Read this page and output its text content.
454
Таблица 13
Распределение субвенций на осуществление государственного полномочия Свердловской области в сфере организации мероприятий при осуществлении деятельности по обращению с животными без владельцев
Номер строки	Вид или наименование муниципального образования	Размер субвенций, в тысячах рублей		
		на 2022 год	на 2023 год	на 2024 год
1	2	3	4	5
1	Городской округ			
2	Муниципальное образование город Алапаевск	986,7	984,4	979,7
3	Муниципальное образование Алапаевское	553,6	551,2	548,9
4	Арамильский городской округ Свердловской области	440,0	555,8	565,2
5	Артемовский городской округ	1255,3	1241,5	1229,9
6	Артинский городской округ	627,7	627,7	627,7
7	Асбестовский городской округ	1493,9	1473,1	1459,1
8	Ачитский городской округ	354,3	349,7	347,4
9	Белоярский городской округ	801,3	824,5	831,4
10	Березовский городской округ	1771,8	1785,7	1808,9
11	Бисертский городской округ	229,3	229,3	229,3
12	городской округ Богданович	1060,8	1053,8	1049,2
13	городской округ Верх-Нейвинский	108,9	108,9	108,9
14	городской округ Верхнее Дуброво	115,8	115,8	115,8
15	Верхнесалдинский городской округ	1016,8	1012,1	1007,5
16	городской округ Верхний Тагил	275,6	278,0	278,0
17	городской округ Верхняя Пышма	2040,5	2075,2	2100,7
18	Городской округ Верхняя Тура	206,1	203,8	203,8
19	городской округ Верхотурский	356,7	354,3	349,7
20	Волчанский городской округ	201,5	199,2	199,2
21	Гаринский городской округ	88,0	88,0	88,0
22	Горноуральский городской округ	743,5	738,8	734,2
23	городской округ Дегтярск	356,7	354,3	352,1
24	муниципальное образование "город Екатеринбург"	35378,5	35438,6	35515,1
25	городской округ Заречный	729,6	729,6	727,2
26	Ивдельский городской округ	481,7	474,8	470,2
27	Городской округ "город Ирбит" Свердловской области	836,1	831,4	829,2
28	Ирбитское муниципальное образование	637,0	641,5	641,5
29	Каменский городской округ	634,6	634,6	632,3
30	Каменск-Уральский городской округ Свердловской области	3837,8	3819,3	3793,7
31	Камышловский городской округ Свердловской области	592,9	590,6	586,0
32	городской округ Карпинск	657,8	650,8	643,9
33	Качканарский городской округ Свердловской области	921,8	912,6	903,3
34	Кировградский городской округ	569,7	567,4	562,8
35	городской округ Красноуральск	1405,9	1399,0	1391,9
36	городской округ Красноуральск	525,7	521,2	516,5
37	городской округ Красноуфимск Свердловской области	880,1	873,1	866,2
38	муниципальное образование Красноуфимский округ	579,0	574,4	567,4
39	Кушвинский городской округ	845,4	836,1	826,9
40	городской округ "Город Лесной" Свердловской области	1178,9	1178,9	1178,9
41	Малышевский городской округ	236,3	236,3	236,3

____

**Directions for this task**
Count the lines of the listing above that include the word "субвенций" and state the total with nothing else.

**Result of this task**
2